TAIJI, 21/09/2017 : Après quinze jours sans qu’aucun dauphin n’ait été massacré ou capturé, les choses ont pris ce jour une mauvaise tournure. A 5h30, douze bateaux quittèrent le port en quête de dauphins en migration. Trois heures plus tard, à 8h25, les chasseurs repérèrent leurs proies.
Voir les bateaux se déployer est toujours une source de stress. Quand les chasseurs ont la chance pour eux, cela signifie que les dauphins ont perdu leur bonne étoile. Un peu plus tard, vers 8h30, les bateaux commencèrent à rentrer au port. Je croisais fort les doigts, mais cinq minutes plus tard, mes espoirs furent balayés quand j’aperçus la formation en rabattage. Tout s’est passé très vite, et comme les bateaux se trouvaient dans la lumière du soleil, il me fut difficile de les observer avant qu’ils ne soient plus proches.
Je me suis rapidement positionnée sur la colline de Takanabe, prête à assister au pire. Au vue de la bataille sans relâche qui était en train de se dérouler, l’idée m’effleura l’esprit qu’il pouvait s’agir de dauphins de Risso. C’est une espèce qui plonge profondément, capable de retenir sa respiration durant trente longues minutes. Ils savent tirer avantage de leurs aptitudes, en nageant sous les bateaux pour gagner les eaux libres. Malgré cela, les bateaux ne lâchèrent rien et continuèrent leur course en poussant le groupe. J’ai aperçu les barques prendre la mer et venir en renfort, avec des chasseurs frappant l’eau à coups de rames pour effrayer les dauphins et les diriger dans la direction souhaitée. Face aux huit bateaux menant la battue et aux trois barques en renfort, les dauphins avaient peu d’espoir de s’en tirer.

> _Données conservées_

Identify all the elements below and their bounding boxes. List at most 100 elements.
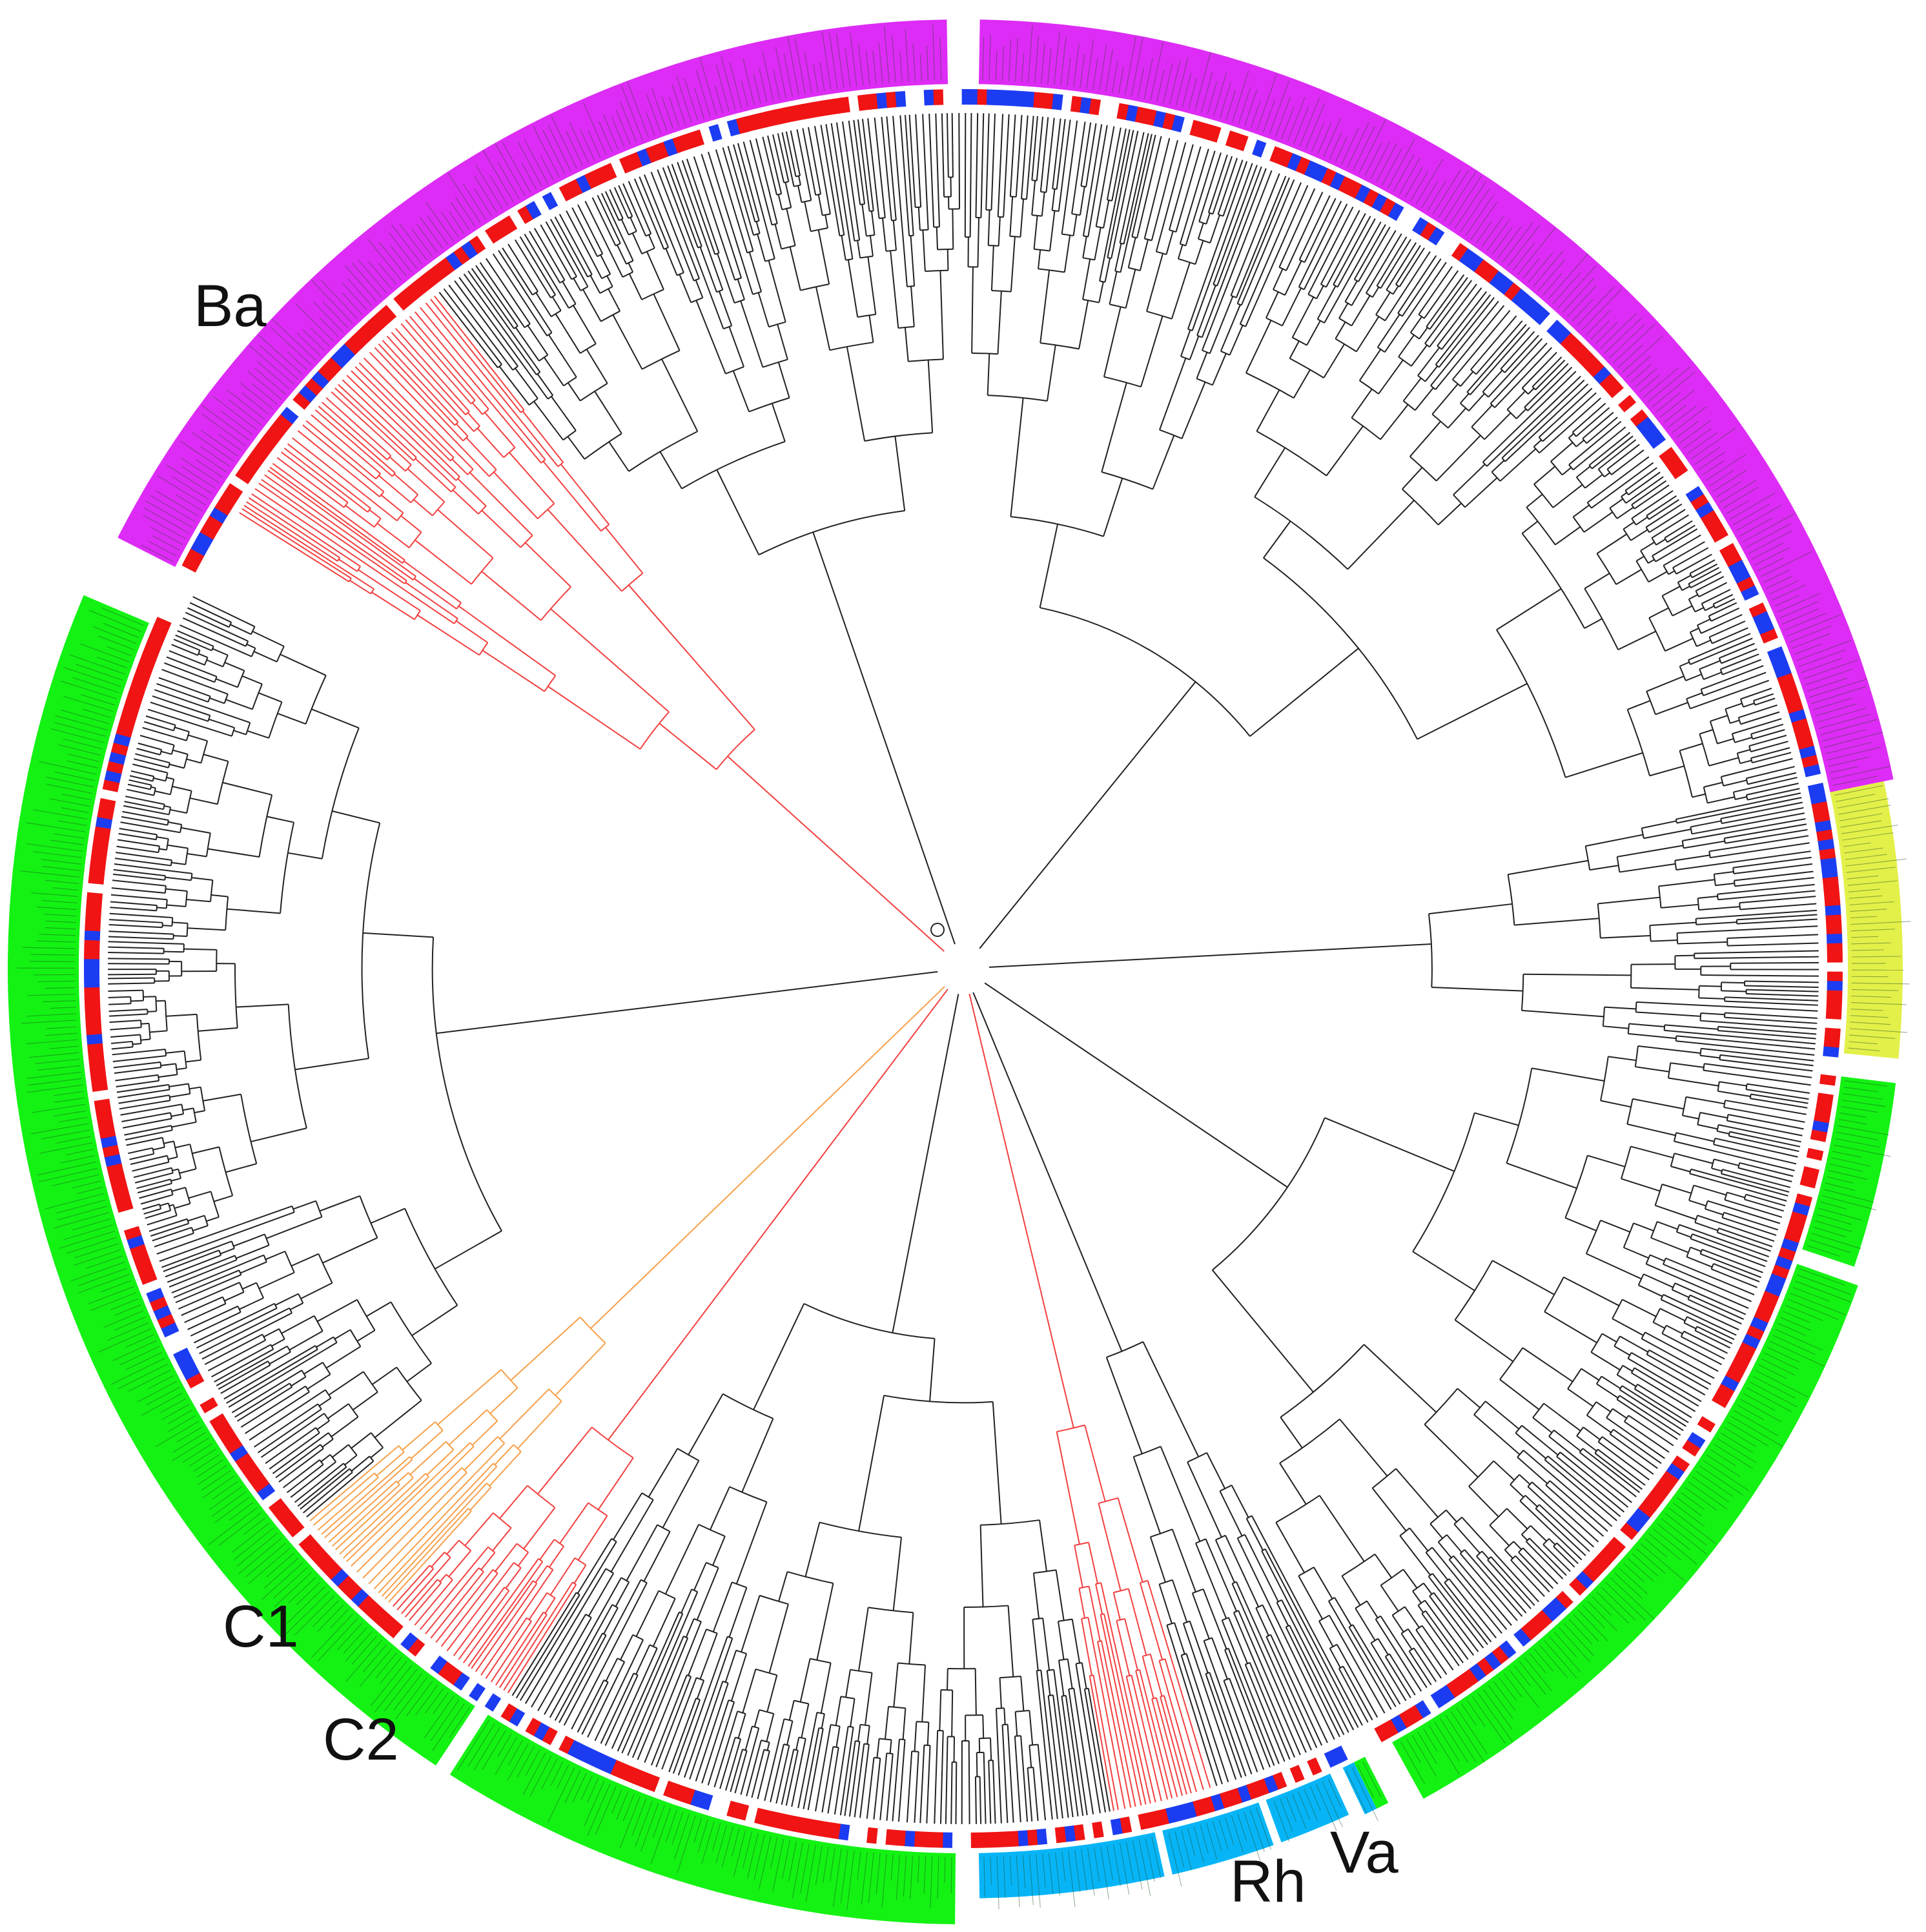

> _Objectif visé_
Recopiez intégralement, sans la moindre modification, le texte sur la chasse aux dauphins à Taiji. Le matériel reproduit ici provient d'une source distincte.

> _Corrigé proposé_
TAIJI, 21/09/2017 : Après quinze jours sans qu’aucun dauphin n’ait été massacré ou capturé, les choses ont pris ce jour une mauvaise tournure. A 5h30, douze bateaux quittèrent le port en quête de dauphins en migration. Trois heures plus tard, à 8h25, les chasseurs repérèrent leurs proies.
Voir les bateaux se déployer est toujours une source de stress. Quand les chasseurs ont la chance pour eux, cela signifie que les dauphins ont perdu leur bonne étoile. Un peu plus tard, vers 8h30, les bateaux commencèrent à rentrer au port. Je croisais fort les doigts, mais cinq minutes plus tard, mes espoirs furent balayés quand j’aperçus la formation en rabattage. Tout s’est passé très vite, et comme les bateaux se trouvaient dans la lumière du soleil, il me fut difficile de les observer avant qu’ils ne soient plus proches.
Je me suis rapidement positionnée sur la colline de Takanabe, prête à assister au pire. Au vue de la bataille sans relâche qui était en train de se dérouler, l’idée m’effleura l’esprit qu’il pouvait s’agir de dauphins de Risso. C’est une espèce qui plonge profondément, capable de retenir sa respiration durant trente longues minutes. Ils savent tirer avantage de leurs aptitudes, en nageant sous les bateaux pour gagner les eaux libres. Malgré cela, les bateaux ne lâchèrent rien et continuèrent leur course en poussant le groupe. J’ai aperçu les barques prendre la mer et venir en renfort, avec des chasseurs frappant l’eau à coups de rames pour effrayer les dauphins et les diriger dans la direction souhaitée. Face aux huit bateaux menant la battue et aux trois barques en renfort, les dauphins avaient peu d’espoir de s’en tirer.